• **Task statement**
For every line in the records that has the word "colli", make a copy.

• **Available data**
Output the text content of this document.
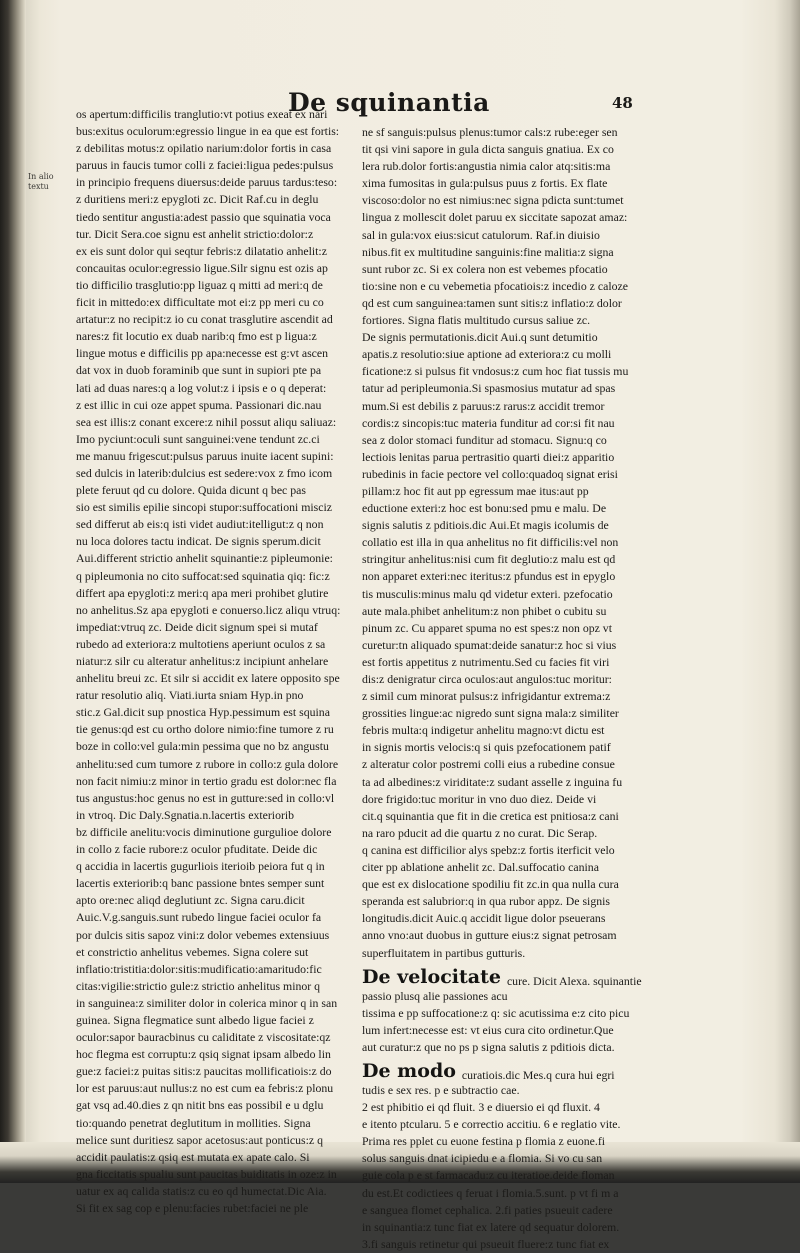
De squinantia	48
In alio textu
os apertum:difficilis tranglutio:vt potius exeat ex nari
bus:exitus oculorum:egressio lingue in ea que est fortis:
z debilitas motus:z opilatio narium:dolor fortis in casa
paruus in faucis tumor colli z faciei:ligua pedes:pulsus
in principio frequens diuersus:deide paruus tardus:teso:
z duritiens meri:z epygloti zc. Dicit Raf.cu in deglu
tiedo sentitur angustia:adest passio que squinatia voca
tur. Dicit Sera.coe signu est anhelit strictio:dolor:z
ex eis sunt dolor qui seqtur febris:z dilatatio anhelit:z
concauitas oculor:egressio ligue.Silr signu est ozis ap
tio difficilio trasglutio:pp liguaz q mitti ad meri:q de
ficit in mittedo:ex difficultate mot ei:z pp meri cu co
artatur:z no recipit:z io cu conat trasglutire ascendit ad
nares:z fit locutio ex duab narib:q fmo est p ligua:z
lingue motus e difficilis pp apa:necesse est g:vt ascen
dat vox in duob foraminib que sunt in supiori pte pa
lati ad duas nares:q a log volut:z i ipsis e o q deperat:
z est illic in cui oze appet spuma. Passionari dic.nau
sea est illis:z conant excere:z nihil possut aliqu saliuaz:
Imo pyciunt:oculi sunt sanguinei:vene tendunt zc.ci
me manuu frigescut:pulsus paruus inuite iacent supini:
sed dulcis in laterib:dulcius est sedere:vox z fmo icom
plete feruut qd cu dolore. Quida dicunt q bec pas
sio est similis epilie sincopi stupor:suffocationi misciz
sed differut ab eis:q isti videt audiut:itelligut:z q non
nu loca dolores tactu indicat. De signis sperum.dicit
Aui.different strictio anhelit squinantie:z pipleumonie:
q pipleumonia no cito suffocat:sed squinatia qiq: fic:z
differt apa epygloti:z meri:q apa meri prohibet glutire
no anhelitus.Sz apa epygloti e conuerso.licz aliqu vtruq:
impediat:vtruq zc. Deide dicit signum spei si mutaf
rubedo ad exteriora:z multotiens aperiunt oculos z sa
niatur:z silr cu alteratur anhelitus:z incipiunt anhelare
anhelitu breui zc. Et silr si accidit ex latere opposito spe
ratur resolutio aliq. Viati.iurta sniam Hyp.in pno
stic.z Gal.dicit sup pnostica Hyp.pessimum est squina
tie genus:qd est cu ortho dolore nimio:fine tumore z ru
boze in collo:vel gula:min pessima que no bz angustu
anhelitu:sed cum tumore z rubore in collo:z gula dolore
non facit nimiu:z minor in tertio gradu est dolor:nec fla
tus angustus:hoc genus no est in gutture:sed in collo:vl
in vtroq. Dic Daly.Sgnatia.n.lacertis exteriorib
bz difficile anelitu:vocis diminutione gurgulioe dolore
in collo z facie rubore:z oculor pfuditate. Deide dic
q accidia in lacertis gugurliois iterioib peiora fut q in
lacertis exteriorib:q banc passione bntes semper sunt
apto ore:nec aliqd deglutiunt zc. Signa caru.dicit
Auic.V.g.sanguis.sunt rubedo lingue faciei oculor fa
por dulcis sitis sapoz vini:z dolor vebemes extensiuus
et constrictio anhelitus vebemes. Signa colere sut
inflatio:tristitia:dolor:sitis:mudificatio:amaritudo:fic
citas:vigilie:strictio gule:z strictio anhelitus minor q
in sanguinea:z similiter dolor in colerica minor q in san
guinea. Signa flegmatice sunt albedo ligue faciei z
oculor:sapor bauracbinus cu caliditate z viscositate:qz
hoc flegma est corruptu:z qsiq signat ipsam albedo lin
gue:z faciei:z puitas sitis:z paucitas mollificatiois:z do
lor est paruus:aut nullus:z no est cum ea febris:z plonu
gat vsq ad.40.dies z qn nitit bns eas possibil e u dglu
tio:quando penetrat deglutitum in mollities. Signa
melice sunt duritiesz sapor acetosus:aut ponticus:z q
accidit paulatis:z qsiq est mutata ex apate calo. Si
gna ficcitatis spualiu sunt paucitas buiditatis in oze:z in
uatur ex aq calida statis:z cu eo qd humectat.Dic Aia.
Si fit ex sag cop e plenu:facies rubet:faciei ne ple
ne sf sanguis:pulsus plenus:tumor cals:z rube:eger sen
tit qsi vini sapore in gula dicta sanguis gnatiua. Ex co
lera rub.dolor fortis:angustia nimia calor atq:sitis:ma
xima fumositas in gula:pulsus puus z fortis. Ex flate
viscoso:dolor no est nimius:nec signa pdicta sunt:tumet
lingua z mollescit dolet paruu ex siccitate sapozat amaz:
sal in gula:vox eius:sicut catulorum. Raf.in diuisio
nibus.fit ex multitudine sanguinis:fine malitia:z signa
sunt rubor zc. Si ex colera non est vebemes pfocatio
tio:sine non e cu vebemetia pfocatiois:z incedio z caloze
qd est cum sanguinea:tamen sunt sitis:z inflatio:z dolor
fortiores. Signa flatis multitudo cursus saliue zc.
De signis permutationis.dicit Aui.q sunt detumitio
apatis.z resolutio:siue aptione ad exteriora:z cu molli
ficatione:z si pulsus fit vndosus:z cum hoc fiat tussis mu
tatur ad peripleumonia.Si spasmosius mutatur ad spas
mum.Si est debilis z paruus:z rarus:z accidit tremor
cordis:z sincopis:tuc materia funditur ad cor:si fit nau
sea z dolor stomaci funditur ad stomacu. Signu:q co
lectiois lenitas parua pertrasitio quarti diei:z apparitio
rubedinis in facie pectore vel collo:quadoq signat erisi
pillam:z hoc fit aut pp egressum mae itus:aut pp
eductione exteri:z hoc est bonu:sed pmu e malu. De
signis salutis z pditiois.dic Aui.Et magis icolumis de
collatio est illa in qua anhelitus no fit difficilis:vel non
stringitur anhelitus:nisi cum fit deglutio:z malu est qd
non apparet exteri:nec iteritus:z pfundus est in epyglo
tis musculis:minus malu qd videtur exteri. pzefocatio
aute mala.phibet anhelitum:z non phibet o cubitu su
pinum zc. Cu apparet spuma no est spes:z non opz vt
curetur:tn aliquado spumat:deide sanatur:z hoc si vius
est fortis appetitus z nutrimentu.Sed cu facies fit viri
dis:z denigratur circa oculos:aut angulos:tuc moritur:
z simil cum minorat pulsus:z infrigidantur extrema:z
grossities lingue:ac nigredo sunt signa mala:z similiter
febris multa:q indigetur anhelitu magno:vt dictu est
in signis mortis velocis:q si quis pzefocationem patif
z alteratur color postremi colli eius a rubedine consue
ta ad albedines:z viriditate:z sudant asselle z inguina fu
dore frigido:tuc moritur in vno duo diez. Deide vi
cit.q squinantia que fit in die cretica est pnitiosa:z cani
na raro pducit ad die quartu z no curat. Dic Serap.
q canina est difficilior alys spebz:z fortis iterficit velo
citer pp ablatione anhelit zc. Dal.suffocatio canina
que est ex dislocatione spodiliu fit zc.in qua nulla cura
speranda est salubrior:q in qua rubor appz. De signis
longitudis.dicit Auic.q accidit ligue dolor pseuerans
anno vno:aut duobus in gutture eius:z signat petrosam
superfluitatem in partibus gutturis.
De velocitate cure. Dicit Alexa. squinantie
passio plusq alie passiones acu
tissima e pp suffocatione:z q: sic acutissima e:z cito picu
lum infert:necesse est: vt eius cura cito ordinetur.Que
aut curatur:z que no ps p signa salutis z pditiois dicta.
De modo curatiois.dic Mes.q cura hui egri
tudis e sex res. p e subtractio cae.
2 est phibitio ei qd fluit. 3 e diuersio ei qd fluxit. 4
e itento ptcularu. 5 e correctio accitiu. 6 e reglatio vite.
Prima res pplet cu euone festina p flomia z euone.fi
solus sanguis dnat icipiedu e a flomia. Si vo cu san
guie cola p e st farmacadu:z cu iteratioe.deide floman
du est.Et codictiees q feruat i flomia.5.sunt. p vt fi m a
e sanguea flomet cephalica. 2.fi paties psueuit cadere
in squinantia:z tunc fiat ex latere qd sequatur dolorem.
3.fi sanguis retinetur qui psueuit fluere:z tunc fiat ex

• **Exercise answer**
paruus in faucis tumor colli z faciei:ligua pedes:pulsus
z alteratur color postremi colli eius a rubedine consue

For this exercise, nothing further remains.